→ **Problem to work on**:
Edit the records below by replacing every occurrence of "meter-tick" with "dial-tick", leaving all other text unchanged. Omit the pictures from the output.

→ **Dataset records**:
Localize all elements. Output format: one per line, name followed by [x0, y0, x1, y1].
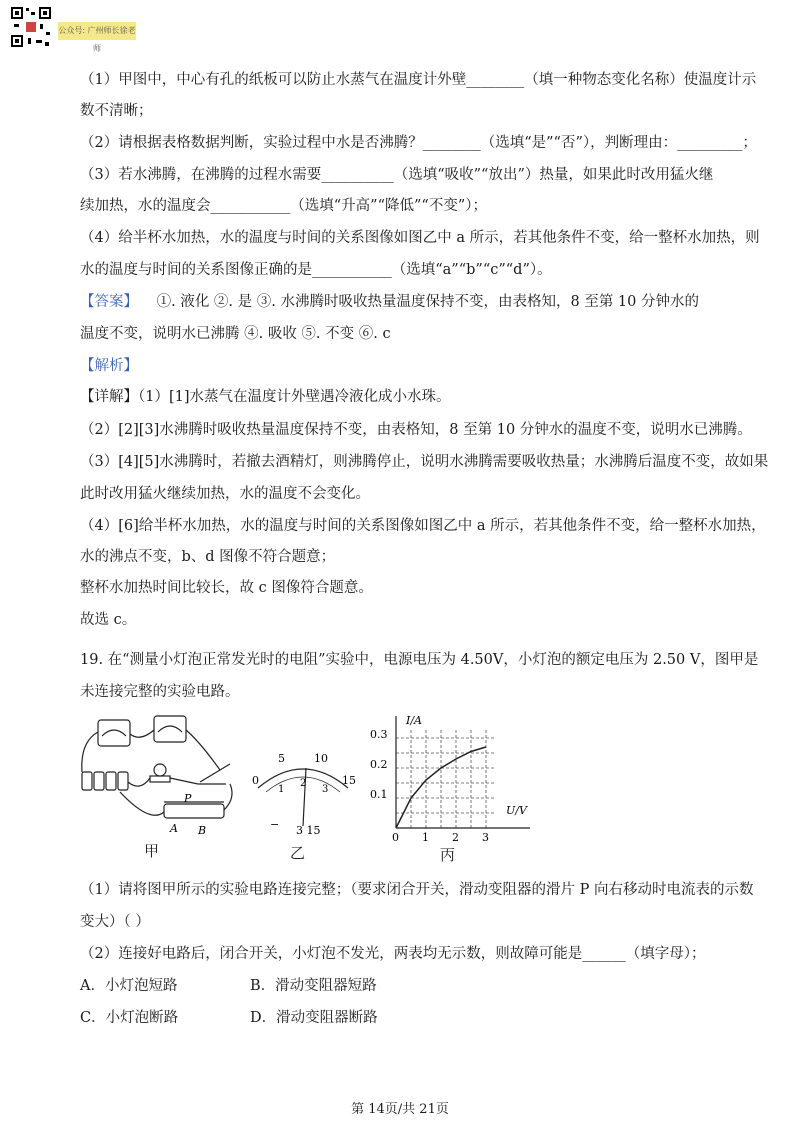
figure-jia-label: 甲: [144, 842, 160, 860]
meter-tick: 1: [278, 784, 285, 795]
graph-xtick: 3: [482, 831, 489, 842]
figures: [80, 712, 540, 862]
graph-ylabel: I/A: [406, 714, 422, 727]
terminal-a-label: A: [170, 822, 178, 835]
graph-xtick: 0: [392, 831, 399, 842]
meter-tick: 15: [342, 774, 356, 787]
answer-line: [80, 290, 699, 311]
meter-tick: 5: [278, 752, 285, 765]
meter-terminals-label: 3 15: [296, 824, 321, 837]
q19-part-line: 变大）（ ）: [80, 914, 150, 930]
graph-ytick: 0.3: [370, 728, 388, 741]
meter-tick: 2: [300, 778, 307, 789]
option-a: A．小灯泡短路: [80, 978, 178, 994]
question-line: 水的温度与时间的关系图像正确的是___________（选填“a”“b”“c”“d”）。: [80, 262, 552, 278]
q19-part-line: （1）请将图甲所示的实验电路连接完整；（要求闭合开关，滑动变阻器的滑片 P 向右移动时电流表的示数: [80, 882, 754, 898]
analysis-line: 水的沸点不变，b、d 图像不符合题意；: [80, 549, 336, 565]
figure-yi-label: 乙: [290, 844, 306, 862]
analysis-line: 整杯水加热时间比较长，故 c 图像符合题意。: [80, 580, 373, 596]
analysis-line: 此时改用猛火继续加热，水的温度不会变化。: [80, 486, 370, 502]
question-line: （3）若水沸腾，在沸腾的过程水需要__________（选填“吸收”“放出”）热量，如果此时改用猛火继: [80, 167, 714, 183]
analysis-tag: 【解析】: [80, 358, 138, 374]
analysis-line: 【详解】（1）[1]水蒸气在温度计外壁遇冷液化成小水珠。: [80, 389, 451, 405]
iu-graph: [370, 712, 540, 842]
meter-tick: 10: [314, 752, 328, 765]
graph-xtick: 2: [452, 831, 459, 842]
q19-part-line: （2）连接好电路后，闭合开关，小灯泡不发光，两表均无示数，则故障可能是______（填字母）；: [80, 946, 706, 962]
question19-line: 19. 在“测量小灯泡正常发光时的电阻”实验中，电源电压为 4.50V，小灯泡的额定电压为 2.50 V，图甲是: [80, 652, 759, 668]
slider-p-label: P: [184, 792, 192, 805]
analysis-line: （3）[4][5]水沸腾时，若撤去酒精灯，则沸腾停止，说明水沸腾需要吸收热量；水沸腾后温度不变，故如果: [80, 454, 769, 470]
analysis-line: （4）[6]给半杯水加热，水的温度与时间的关系图像如图乙中 a 所示，若其他条件不变，给一整杯水加热，: [80, 518, 766, 534]
analysis-line: 故选 c。: [80, 612, 137, 628]
option-b: B．滑动变阻器短路: [250, 978, 377, 994]
graph-ytick: 0.2: [370, 758, 388, 771]
meter-minus-label: −: [270, 818, 280, 831]
question-line: （1）甲图中，中心有孔的纸板可以防止水蒸气在温度计外壁________（填一种物态变化名称）使温度计示: [80, 72, 757, 88]
question-line: （2）请根据表格数据判断，实验过程中水是否沸腾？________（选填“是”“否”），判断理由：_________；: [80, 135, 757, 151]
meter-tick: 3: [322, 784, 329, 795]
terminal-b-label: B: [198, 824, 207, 837]
qr-code-icon: [10, 6, 52, 48]
question19-line: 未连接完整的实验电路。: [80, 684, 240, 700]
analysis-line: （2）[2][3]水沸腾时吸收热量温度保持不变，由表格知，8 至第 10 分钟水的温度不变，说明水已沸腾。: [80, 422, 752, 438]
option-d: D．滑动变阻器断路: [250, 1010, 378, 1026]
page-footer: 第 14页/共 21页: [351, 1102, 449, 1117]
meter-dial: [248, 748, 358, 838]
option-c: C．小灯泡断路: [80, 1010, 179, 1026]
graph-xtick: 1: [422, 831, 429, 842]
answer-tag: 【答案】: [80, 294, 138, 310]
question-line: 续加热，水的温度会___________（选填“升高”“降低”“不变”）；: [80, 198, 487, 214]
answer-line: 温度不变，说明水已沸腾 ④. 吸收 ⑤. 不变 ⑥. c: [80, 326, 391, 342]
question-line: 数不清晰；: [80, 103, 153, 119]
figure-bing-label: 丙: [440, 846, 456, 864]
watermark-badge: 公众号: 广州师长徐老师: [58, 22, 136, 40]
circuit-diagram: [80, 712, 240, 842]
answer-text: ①. 液化 ②. 是 ③. 水沸腾时吸收热量温度保持不变，由表格知，8 至第 10 分钟水的: [156, 294, 699, 310]
meter-tick: 0: [252, 774, 259, 787]
graph-ytick: 0.1: [370, 788, 388, 801]
question-line: （4）给半杯水加热，水的温度与时间的关系图像如图乙中 a 所示，若其他条件不变，给一整杯水加热，则: [80, 230, 760, 246]
graph-xlabel: U/V: [506, 804, 527, 817]
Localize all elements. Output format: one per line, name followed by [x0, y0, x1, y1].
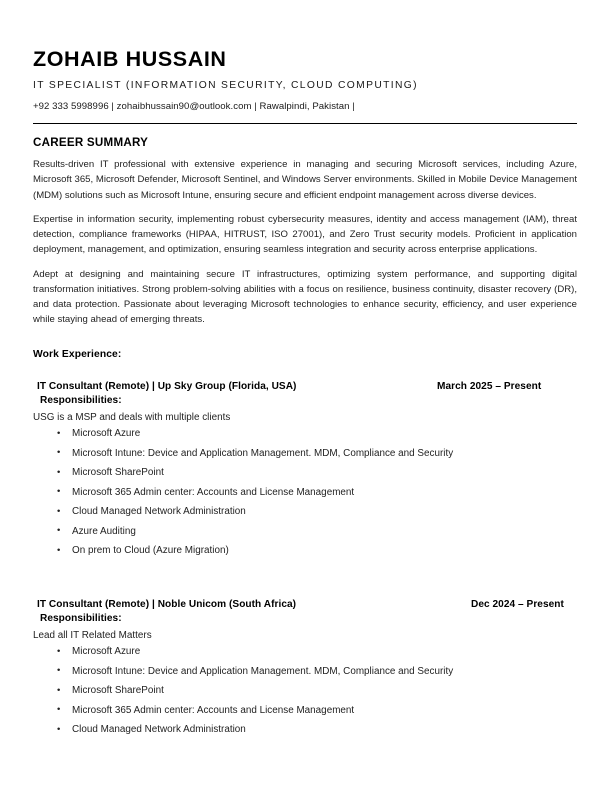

→ **Solved exercise**:
Localize all elements. Output format: one per line, name followed by [x0, y0, x1, y1].
figure-jia-label: 甲: [144, 842, 160, 860]
dial-tick: 1: [278, 784, 285, 795]
graph-xtick: 3: [482, 831, 489, 842]
figures: [80, 712, 540, 862]
graph-ylabel: I/A: [406, 714, 422, 727]
terminal-a-label: A: [170, 822, 178, 835]
graph-xtick: 0: [392, 831, 399, 842]
dial-tick: 15: [342, 774, 356, 787]
answer-line: [80, 290, 699, 311]
dial-tick: 5: [278, 752, 285, 765]
meter-terminals-label: 3 15: [296, 824, 321, 837]
q19-part-line: 变大）（ ）: [80, 914, 150, 930]
graph-ytick: 0.3: [370, 728, 388, 741]
dial-tick: 2: [300, 778, 307, 789]
option-a: A．小灯泡短路: [80, 978, 178, 994]
question-line: 水的温度与时间的关系图像正确的是___________（选填“a”“b”“c”“d”）。: [80, 262, 552, 278]
q19-part-line: （1）请将图甲所示的实验电路连接完整；（要求闭合开关，滑动变阻器的滑片 P 向右移动时电流表的示数: [80, 882, 754, 898]
analysis-line: 水的沸点不变，b、d 图像不符合题意；: [80, 549, 336, 565]
figure-yi-label: 乙: [290, 844, 306, 862]
analysis-line: 整杯水加热时间比较长，故 c 图像符合题意。: [80, 580, 373, 596]
analysis-line: 此时改用猛火继续加热，水的温度不会变化。: [80, 486, 370, 502]
question-line: （3）若水沸腾，在沸腾的过程水需要__________（选填“吸收”“放出”）热量，如果此时改用猛火继: [80, 167, 714, 183]
analysis-tag: 【解析】: [80, 358, 138, 374]
analysis-line: 【详解】（1）[1]水蒸气在温度计外壁遇冷液化成小水珠。: [80, 389, 451, 405]
iu-graph: [370, 712, 540, 842]
dial-tick: 10: [314, 752, 328, 765]
graph-xtick: 2: [452, 831, 459, 842]
q19-part-line: （2）连接好电路后，闭合开关，小灯泡不发光，两表均无示数，则故障可能是______（填字母）；: [80, 946, 706, 962]
question19-line: 19. 在“测量小灯泡正常发光时的电阻”实验中，电源电压为 4.50V，小灯泡的额定电压为 2.50 V，图甲是: [80, 652, 759, 668]
slider-p-label: P: [184, 792, 192, 805]
analysis-line: （3）[4][5]水沸腾时，若撤去酒精灯，则沸腾停止，说明水沸腾需要吸收热量；水沸腾后温度不变，故如果: [80, 454, 769, 470]
analysis-line: （4）[6]给半杯水加热，水的温度与时间的关系图像如图乙中 a 所示，若其他条件不变，给一整杯水加热，: [80, 518, 766, 534]
analysis-line: 故选 c。: [80, 612, 137, 628]
option-b: B．滑动变阻器短路: [250, 978, 377, 994]
graph-ytick: 0.2: [370, 758, 388, 771]
meter-minus-label: −: [270, 818, 280, 831]
question-line: （1）甲图中，中心有孔的纸板可以防止水蒸气在温度计外壁________（填一种物态变化名称）使温度计示: [80, 72, 757, 88]
question-line: （2）请根据表格数据判断，实验过程中水是否沸腾？________（选填“是”“否”），判断理由：_________；: [80, 135, 757, 151]
dial-tick: 3: [322, 784, 329, 795]
terminal-b-label: B: [198, 824, 207, 837]
qr-code-icon: [10, 6, 52, 48]
question19-line: 未连接完整的实验电路。: [80, 684, 240, 700]
analysis-line: （2）[2][3]水沸腾时吸收热量温度保持不变，由表格知，8 至第 10 分钟水的温度不变，说明水已沸腾。: [80, 422, 752, 438]
option-d: D．滑动变阻器断路: [250, 1010, 378, 1026]
page-footer: 第 14页/共 21页: [351, 1102, 449, 1117]
meter-dial: [248, 748, 358, 838]
option-c: C．小灯泡断路: [80, 1010, 179, 1026]
graph-xtick: 1: [422, 831, 429, 842]
answer-tag: 【答案】: [80, 294, 138, 310]
question-line: 续加热，水的温度会___________（选填“升高”“降低”“不变”）；: [80, 198, 487, 214]
answer-line: 温度不变，说明水已沸腾 ④. 吸收 ⑤. 不变 ⑥. c: [80, 326, 391, 342]
question-line: 数不清晰；: [80, 103, 153, 119]
figure-bing-label: 丙: [440, 846, 456, 864]
watermark-badge: 公众号: 广州师长徐老师: [58, 22, 136, 40]
circuit-diagram: [80, 712, 240, 842]
answer-text: ①. 液化 ②. 是 ③. 水沸腾时吸收热量温度保持不变，由表格知，8 至第 10 分钟水的: [156, 294, 699, 310]
dial-tick: 0: [252, 774, 259, 787]
graph-ytick: 0.1: [370, 788, 388, 801]
question-line: （4）给半杯水加热，水的温度与时间的关系图像如图乙中 a 所示，若其他条件不变，给一整杯水加热，则: [80, 230, 760, 246]
graph-xlabel: U/V: [506, 804, 527, 817]
Localize all elements. Output format: one per line, name followed by [x0, y0, x1, y1].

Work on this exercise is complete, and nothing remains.